Figure content listings
————

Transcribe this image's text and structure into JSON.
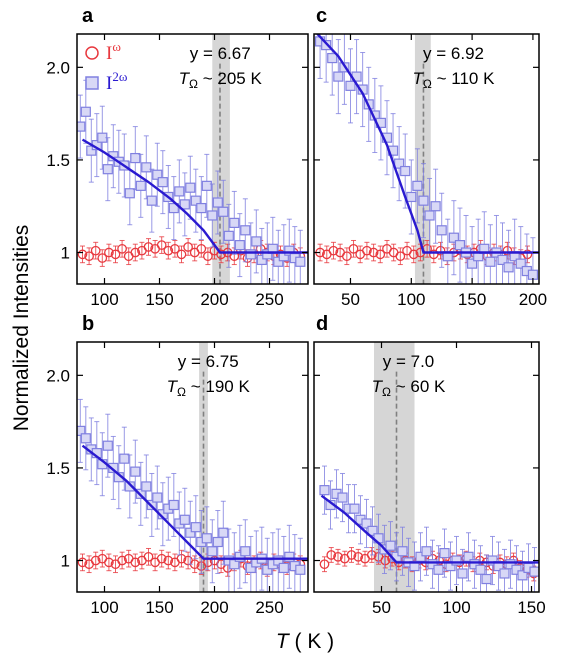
{
  "figure": {
    "ylabel": "Normalized Intensities",
    "xlabel_var": "T",
    "xlabel_unit": " ( K )"
  },
  "legend": {
    "red_label": "I",
    "red_sup": "ω",
    "blue_label": "I",
    "blue_sup": "2ω"
  },
  "colors": {
    "red": "#e8393f",
    "blue_marker": "#8080e0",
    "fit": "#2a1ad0",
    "band": "#c8c8c8",
    "dash": "#808080"
  },
  "chart_data": [
    {
      "id": "a",
      "type": "scatter",
      "label": "a",
      "anno_y": "y = 6.67",
      "anno_T": "T",
      "anno_sub": "Ω",
      "anno_val": " ~ 205 K",
      "xlim": [
        75,
        285
      ],
      "ylim": [
        0.83,
        2.18
      ],
      "xticks": [
        100,
        150,
        200,
        250
      ],
      "yticks": [
        1.0,
        1.5,
        2.0
      ],
      "ytick_labels": [
        "1",
        "1.5",
        "2.0"
      ],
      "T_omega": 205,
      "band": [
        198,
        214
      ],
      "fit": [
        [
          80,
          1.61
        ],
        [
          100,
          1.54
        ],
        [
          120,
          1.46
        ],
        [
          140,
          1.38
        ],
        [
          160,
          1.29
        ],
        [
          175,
          1.21
        ],
        [
          190,
          1.12
        ],
        [
          205,
          1.0
        ],
        [
          285,
          1.0
        ]
      ],
      "series": [
        {
          "name": "Iω",
          "marker": "circle",
          "start": 80,
          "step": 6,
          "err": 0.045,
          "values": [
            0.99,
            0.98,
            1.01,
            0.97,
            1.0,
            0.99,
            1.02,
            0.98,
            1.0,
            1.01,
            1.03,
            1.02,
            1.04,
            1.01,
            1.02,
            0.99,
            1.03,
            1.0,
            1.02,
            0.98,
            1.01,
            0.99,
            1.0,
            0.98,
            1.01,
            0.97,
            0.99,
            1.02,
            1.0,
            0.98,
            0.99,
            0.97,
            1.0,
            0.98,
            0.97
          ]
        },
        {
          "name": "I2ω",
          "marker": "square",
          "start": 78,
          "step": 5,
          "err": 0.17,
          "values": [
            1.68,
            1.76,
            1.55,
            1.58,
            1.62,
            1.45,
            1.52,
            1.49,
            1.47,
            1.32,
            1.51,
            1.36,
            1.46,
            1.28,
            1.42,
            1.38,
            1.3,
            1.24,
            1.33,
            1.26,
            1.35,
            1.28,
            1.24,
            1.36,
            1.2,
            1.27,
            1.22,
            1.09,
            1.16,
            1.04,
            1.12,
            0.99,
            1.06,
            0.96,
            0.99,
            1.02,
            0.95,
            0.98,
            1.01,
            0.97,
            0.95
          ]
        }
      ]
    },
    {
      "id": "c",
      "type": "scatter",
      "label": "c",
      "anno_y": "y = 6.92",
      "anno_T": "T",
      "anno_sub": "Ω",
      "anno_val": " ~ 110 K",
      "xlim": [
        20,
        205
      ],
      "ylim": [
        0.83,
        2.18
      ],
      "xticks": [
        50,
        100,
        150,
        200
      ],
      "yticks": [
        1.0,
        1.5,
        2.0
      ],
      "ytick_labels": [
        "1",
        "1.5",
        "2.0"
      ],
      "T_omega": 110,
      "band": [
        103,
        116
      ],
      "fit": [
        [
          20,
          2.2
        ],
        [
          40,
          2.06
        ],
        [
          60,
          1.86
        ],
        [
          80,
          1.58
        ],
        [
          95,
          1.3
        ],
        [
          105,
          1.12
        ],
        [
          110,
          1.0
        ],
        [
          205,
          1.0
        ]
      ],
      "series": [
        {
          "name": "Iω",
          "marker": "circle",
          "start": 25,
          "step": 5.5,
          "err": 0.045,
          "values": [
            1.0,
            0.99,
            1.01,
            1.0,
            0.98,
            1.02,
            0.99,
            1.01,
            1.0,
            0.99,
            1.02,
            1.0,
            0.98,
            1.01,
            0.99,
            1.0,
            1.02,
            0.99,
            1.01,
            0.98,
            1.0,
            1.01,
            0.99,
            1.0,
            1.02,
            0.98,
            1.0,
            0.99,
            1.01,
            0.98,
            0.97,
            0.99
          ]
        },
        {
          "name": "I2ω",
          "marker": "square",
          "start": 25,
          "step": 5,
          "err": 0.2,
          "values": [
            2.14,
            2.12,
            2.05,
            1.95,
            2.0,
            1.9,
            1.95,
            1.88,
            1.8,
            1.74,
            1.7,
            1.62,
            1.55,
            1.48,
            1.44,
            1.3,
            1.36,
            1.28,
            1.2,
            1.25,
            1.12,
            0.98,
            1.08,
            1.04,
            1.0,
            0.94,
            0.98,
            1.02,
            0.95,
            1.0,
            0.96,
            0.92,
            0.98,
            0.94,
            0.9,
            0.88
          ]
        }
      ]
    },
    {
      "id": "b",
      "type": "scatter",
      "label": "b",
      "anno_y": "y = 6.75",
      "anno_T": "T",
      "anno_sub": "Ω",
      "anno_val": " ~ 190 K",
      "xlim": [
        75,
        285
      ],
      "ylim": [
        0.83,
        2.18
      ],
      "xticks": [
        100,
        150,
        200,
        250
      ],
      "yticks": [
        1.0,
        1.5,
        2.0
      ],
      "ytick_labels": [
        "1",
        "1.5",
        "2.0"
      ],
      "T_omega": 190,
      "band": [
        186,
        194
      ],
      "fit": [
        [
          80,
          1.62
        ],
        [
          100,
          1.53
        ],
        [
          120,
          1.43
        ],
        [
          140,
          1.31
        ],
        [
          160,
          1.19
        ],
        [
          175,
          1.1
        ],
        [
          190,
          1.01
        ],
        [
          285,
          1.01
        ]
      ],
      "series": [
        {
          "name": "Iω",
          "marker": "circle",
          "start": 80,
          "step": 6,
          "err": 0.045,
          "values": [
            0.99,
            0.98,
            1.0,
            1.01,
            0.99,
            0.98,
            1.0,
            1.01,
            0.99,
            1.0,
            1.02,
            0.99,
            1.01,
            1.0,
            0.99,
            1.01,
            1.0,
            0.98,
            0.97,
            0.99,
            1.0,
            0.98,
            0.96,
            0.99,
            1.01,
            0.97,
            0.98,
            1.0,
            0.96,
            0.99,
            0.98,
            0.97,
            0.99,
            0.98,
            0.96
          ]
        },
        {
          "name": "I2ω",
          "marker": "square",
          "start": 78,
          "step": 5,
          "err": 0.17,
          "values": [
            1.7,
            1.66,
            1.6,
            1.58,
            1.52,
            1.62,
            1.5,
            1.45,
            1.55,
            1.4,
            1.48,
            1.36,
            1.4,
            1.3,
            1.34,
            1.25,
            1.28,
            1.3,
            1.2,
            1.22,
            1.15,
            1.18,
            1.1,
            1.12,
            1.05,
            1.1,
            1.15,
            1.0,
            0.98,
            1.02,
            1.05,
            0.96,
            0.99,
            1.01,
            0.95,
            0.98,
            1.0,
            0.96,
            1.02,
            0.97,
            0.95
          ]
        }
      ]
    },
    {
      "id": "d",
      "type": "scatter",
      "label": "d",
      "anno_y": "y = 7.0",
      "anno_T": "T",
      "anno_sub": "Ω",
      "anno_val": " ~ 60 K",
      "xlim": [
        5,
        155
      ],
      "ylim": [
        0.83,
        2.18
      ],
      "xticks": [
        50,
        100,
        150
      ],
      "yticks": [
        1.0,
        1.5,
        2.0
      ],
      "ytick_labels": [
        "1",
        "1.5",
        "2.0"
      ],
      "T_omega": 60,
      "band": [
        45,
        72
      ],
      "fit": [
        [
          10,
          1.35
        ],
        [
          25,
          1.26
        ],
        [
          40,
          1.15
        ],
        [
          50,
          1.08
        ],
        [
          60,
          0.99
        ],
        [
          155,
          0.99
        ]
      ],
      "series": [
        {
          "name": "Iω",
          "marker": "circle",
          "start": 12,
          "step": 4.5,
          "err": 0.04,
          "values": [
            0.98,
            1.03,
            1.02,
            1.01,
            1.03,
            1.02,
            1.01,
            1.03,
            1.02,
            1.0,
            1.01,
            0.99,
            1.0,
            0.98,
            1.0,
            0.99,
            1.01,
            1.0,
            0.98,
            1.0,
            0.99,
            1.01,
            0.98,
            1.0,
            0.99,
            0.97,
            0.99,
            0.98,
            1.0,
            0.96,
            0.95,
            0.93
          ]
        },
        {
          "name": "I2ω",
          "marker": "square",
          "start": 12,
          "step": 4,
          "err": 0.13,
          "values": [
            1.38,
            1.3,
            1.36,
            1.34,
            1.28,
            1.28,
            1.22,
            1.2,
            1.16,
            1.12,
            1.06,
            1.08,
            1.02,
            1.05,
            0.99,
            0.97,
            1.02,
            1.05,
            0.98,
            0.95,
            1.04,
            0.97,
            1.0,
            0.93,
            1.02,
            0.98,
            0.95,
            0.9,
            1.0,
            0.97,
            0.93,
            0.98,
            0.95,
            0.92,
            0.96,
            0.94
          ]
        }
      ]
    }
  ]
}
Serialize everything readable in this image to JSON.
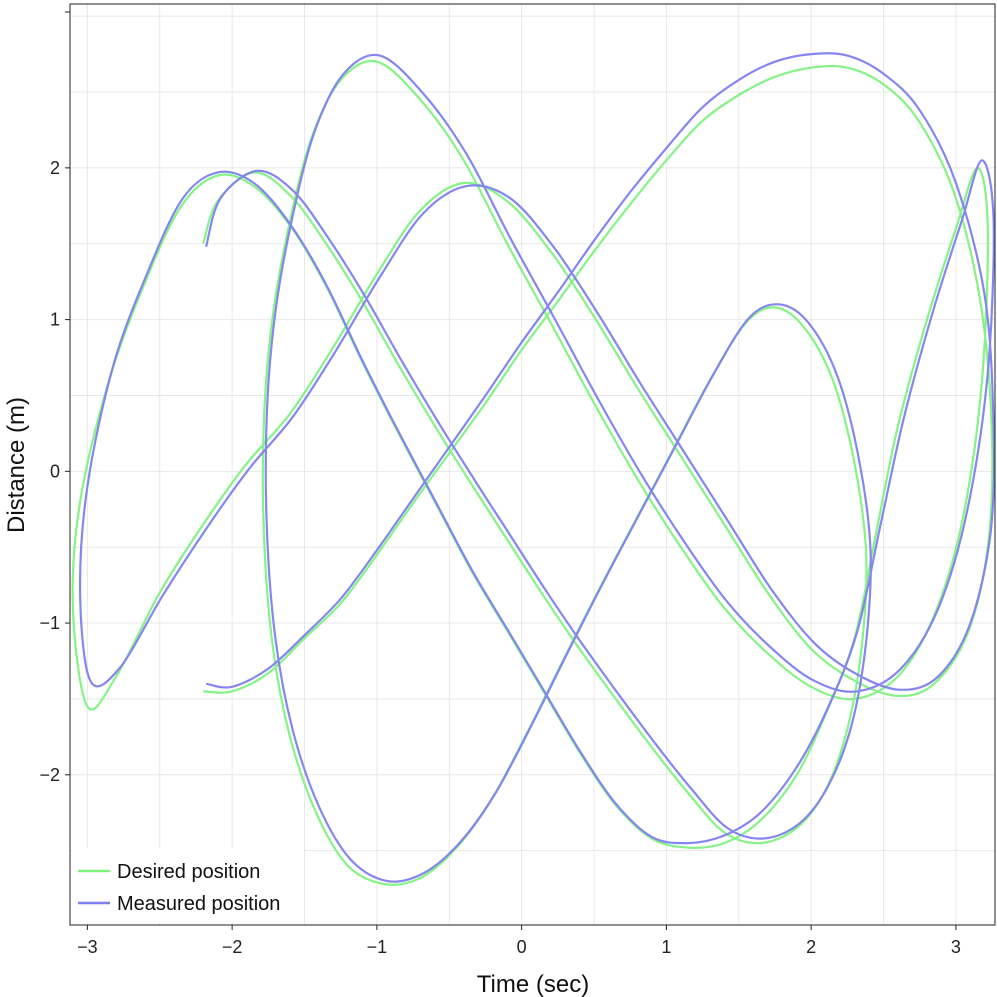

————

▶ **THE REQUEST**:
In the records above, collect each line with "JSON".

▶ **OUTPUT FOR THIS TASK**:
Transcribe this image's text and structure into JSON.
Serialize everything readable in this image to JSON.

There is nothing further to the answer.